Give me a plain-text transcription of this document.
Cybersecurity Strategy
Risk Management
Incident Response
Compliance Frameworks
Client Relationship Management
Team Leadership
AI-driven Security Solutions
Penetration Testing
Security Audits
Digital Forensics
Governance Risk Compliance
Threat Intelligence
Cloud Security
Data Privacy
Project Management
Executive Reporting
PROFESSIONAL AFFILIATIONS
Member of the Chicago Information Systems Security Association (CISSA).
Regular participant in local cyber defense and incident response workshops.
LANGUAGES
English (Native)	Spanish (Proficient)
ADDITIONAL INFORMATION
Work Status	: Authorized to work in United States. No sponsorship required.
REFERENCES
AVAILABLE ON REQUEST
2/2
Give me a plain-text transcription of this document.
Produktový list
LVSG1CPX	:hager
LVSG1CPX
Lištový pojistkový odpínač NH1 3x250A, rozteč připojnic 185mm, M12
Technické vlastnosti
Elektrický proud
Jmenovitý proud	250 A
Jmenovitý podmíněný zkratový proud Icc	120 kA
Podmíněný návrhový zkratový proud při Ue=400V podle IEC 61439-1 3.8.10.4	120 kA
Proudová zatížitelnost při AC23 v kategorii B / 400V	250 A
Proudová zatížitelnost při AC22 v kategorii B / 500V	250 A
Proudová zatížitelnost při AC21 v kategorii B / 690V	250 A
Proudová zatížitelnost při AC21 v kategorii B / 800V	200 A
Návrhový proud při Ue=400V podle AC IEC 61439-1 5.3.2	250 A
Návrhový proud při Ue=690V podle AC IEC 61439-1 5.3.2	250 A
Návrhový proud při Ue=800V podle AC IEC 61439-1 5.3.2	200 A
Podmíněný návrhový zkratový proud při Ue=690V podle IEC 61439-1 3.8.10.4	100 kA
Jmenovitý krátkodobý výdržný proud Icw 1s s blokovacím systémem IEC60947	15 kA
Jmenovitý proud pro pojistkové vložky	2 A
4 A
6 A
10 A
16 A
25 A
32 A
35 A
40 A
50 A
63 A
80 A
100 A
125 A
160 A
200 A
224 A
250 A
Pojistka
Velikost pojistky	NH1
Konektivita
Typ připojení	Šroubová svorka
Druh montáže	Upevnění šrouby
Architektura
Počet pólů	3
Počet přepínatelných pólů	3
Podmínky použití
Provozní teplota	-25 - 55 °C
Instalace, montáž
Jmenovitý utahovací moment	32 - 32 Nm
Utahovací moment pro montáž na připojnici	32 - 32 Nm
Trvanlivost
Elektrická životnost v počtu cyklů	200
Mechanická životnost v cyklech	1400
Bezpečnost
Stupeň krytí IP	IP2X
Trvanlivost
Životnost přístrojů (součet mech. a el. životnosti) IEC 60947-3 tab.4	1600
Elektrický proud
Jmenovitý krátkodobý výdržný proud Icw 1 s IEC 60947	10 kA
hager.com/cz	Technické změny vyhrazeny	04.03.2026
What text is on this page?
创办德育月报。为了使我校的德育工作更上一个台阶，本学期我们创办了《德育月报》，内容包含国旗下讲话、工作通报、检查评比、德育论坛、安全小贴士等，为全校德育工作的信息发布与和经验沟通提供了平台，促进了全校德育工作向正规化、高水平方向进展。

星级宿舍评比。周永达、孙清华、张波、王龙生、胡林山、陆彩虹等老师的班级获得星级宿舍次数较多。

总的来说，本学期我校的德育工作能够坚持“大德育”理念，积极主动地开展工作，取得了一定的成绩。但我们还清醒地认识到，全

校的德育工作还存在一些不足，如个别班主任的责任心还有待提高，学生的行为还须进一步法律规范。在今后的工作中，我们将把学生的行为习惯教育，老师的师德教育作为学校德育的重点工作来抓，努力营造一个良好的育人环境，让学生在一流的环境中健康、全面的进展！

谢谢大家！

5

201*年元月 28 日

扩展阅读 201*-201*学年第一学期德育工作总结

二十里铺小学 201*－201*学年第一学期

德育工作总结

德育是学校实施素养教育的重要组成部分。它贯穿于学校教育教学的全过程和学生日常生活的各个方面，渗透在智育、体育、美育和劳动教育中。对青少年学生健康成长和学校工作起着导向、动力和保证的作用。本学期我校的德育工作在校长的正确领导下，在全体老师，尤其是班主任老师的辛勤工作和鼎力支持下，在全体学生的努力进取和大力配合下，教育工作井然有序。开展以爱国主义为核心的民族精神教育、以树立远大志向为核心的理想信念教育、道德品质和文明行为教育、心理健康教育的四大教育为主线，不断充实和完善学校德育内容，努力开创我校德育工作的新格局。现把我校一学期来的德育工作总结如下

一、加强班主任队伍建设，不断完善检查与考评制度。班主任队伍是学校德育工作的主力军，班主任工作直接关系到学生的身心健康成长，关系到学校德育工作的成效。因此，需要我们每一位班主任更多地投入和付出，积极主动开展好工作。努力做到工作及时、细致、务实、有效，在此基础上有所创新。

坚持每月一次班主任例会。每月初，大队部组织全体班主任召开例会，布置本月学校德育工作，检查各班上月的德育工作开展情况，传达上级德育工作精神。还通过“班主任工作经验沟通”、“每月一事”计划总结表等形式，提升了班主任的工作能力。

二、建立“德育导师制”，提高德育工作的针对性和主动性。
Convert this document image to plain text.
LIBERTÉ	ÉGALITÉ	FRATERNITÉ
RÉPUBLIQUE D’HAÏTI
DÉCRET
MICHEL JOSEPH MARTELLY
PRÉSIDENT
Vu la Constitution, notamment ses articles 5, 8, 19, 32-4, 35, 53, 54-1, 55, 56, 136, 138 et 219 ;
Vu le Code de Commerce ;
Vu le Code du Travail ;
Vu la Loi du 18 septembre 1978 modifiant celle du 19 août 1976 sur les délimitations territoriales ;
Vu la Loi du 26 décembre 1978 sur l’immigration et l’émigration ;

|---|

Pull out every line of the records that includes the string "hager".

## Full solution
LVSG1CPX	:hager
hager.com/cz	Technické změny vyhrazeny	04.03.2026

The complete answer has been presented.